┌────────

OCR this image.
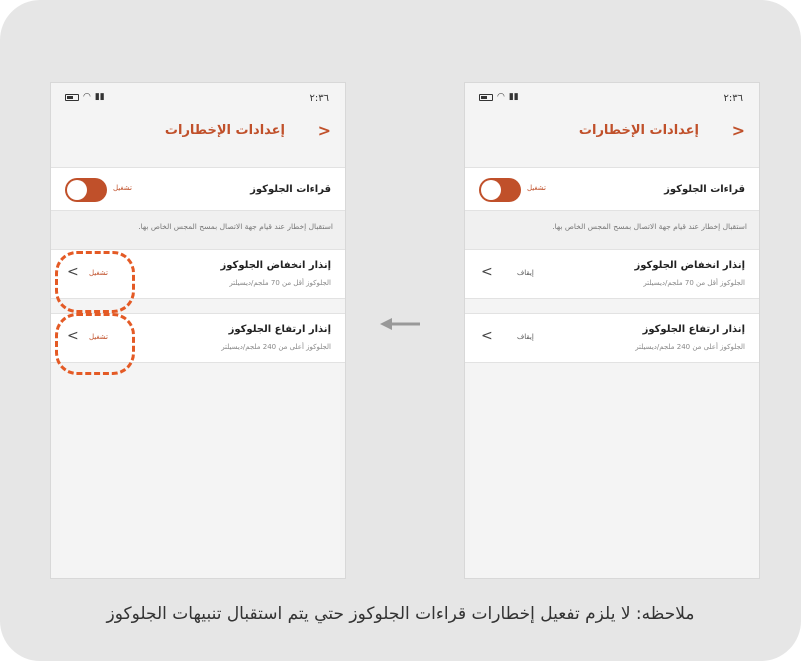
◠ ▮▮	٢:٣٦
إعدادات الإخطارات >
قراءات الجلوكوز
تشغيل
استقبال إخطار عند قيام جهة الاتصال بمسح المجس الخاص بها.
إنذار انخفاض الجلوكوز
الجلوكوز أقل من 70 ملجم/ديسيلتر
< تشغيل
إنذار ارتفاع الجلوكوز
الجلوكوز أعلى من 240 ملجم/ديسيلتر
< تشغيل
◠ ▮▮	٢:٣٦
إعدادات الإخطارات >
قراءات الجلوكوز
تشغيل
استقبال إخطار عند قيام جهة الاتصال بمسح المجس الخاص بها.
إنذار انخفاض الجلوكوز
الجلوكوز أقل من 70 ملجم/ديسيلتر
<	إيقاف
إنذار ارتفاع الجلوكوز
الجلوكوز أعلى من 240 ملجم/ديسيلتر
<	إيقاف
ملاحظه: لا يلزم تفعيل إخطارات قراءات الجلوكوز حتي يتم استقبال تنبيهات الجلوكوز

└────────

*What the task requires*
Reproduce the whole listing word for word, setting aside any pictures.

*Output below*
OCR this image.
◠ ▮▮	٢:٣٦
إعدادات الإخطارات >
قراءات الجلوكوز
تشغيل
استقبال إخطار عند قيام جهة الاتصال بمسح المجس الخاص بها.
إنذار انخفاض الجلوكوز
الجلوكوز أقل من 70 ملجم/ديسيلتر
< تشغيل
إنذار ارتفاع الجلوكوز
الجلوكوز أعلى من 240 ملجم/ديسيلتر
< تشغيل
◠ ▮▮	٢:٣٦
إعدادات الإخطارات >
قراءات الجلوكوز
تشغيل
استقبال إخطار عند قيام جهة الاتصال بمسح المجس الخاص بها.
إنذار انخفاض الجلوكوز
الجلوكوز أقل من 70 ملجم/ديسيلتر
<	إيقاف
إنذار ارتفاع الجلوكوز
الجلوكوز أعلى من 240 ملجم/ديسيلتر
<	إيقاف
ملاحظه: لا يلزم تفعيل إخطارات قراءات الجلوكوز حتي يتم استقبال تنبيهات الجلوكوز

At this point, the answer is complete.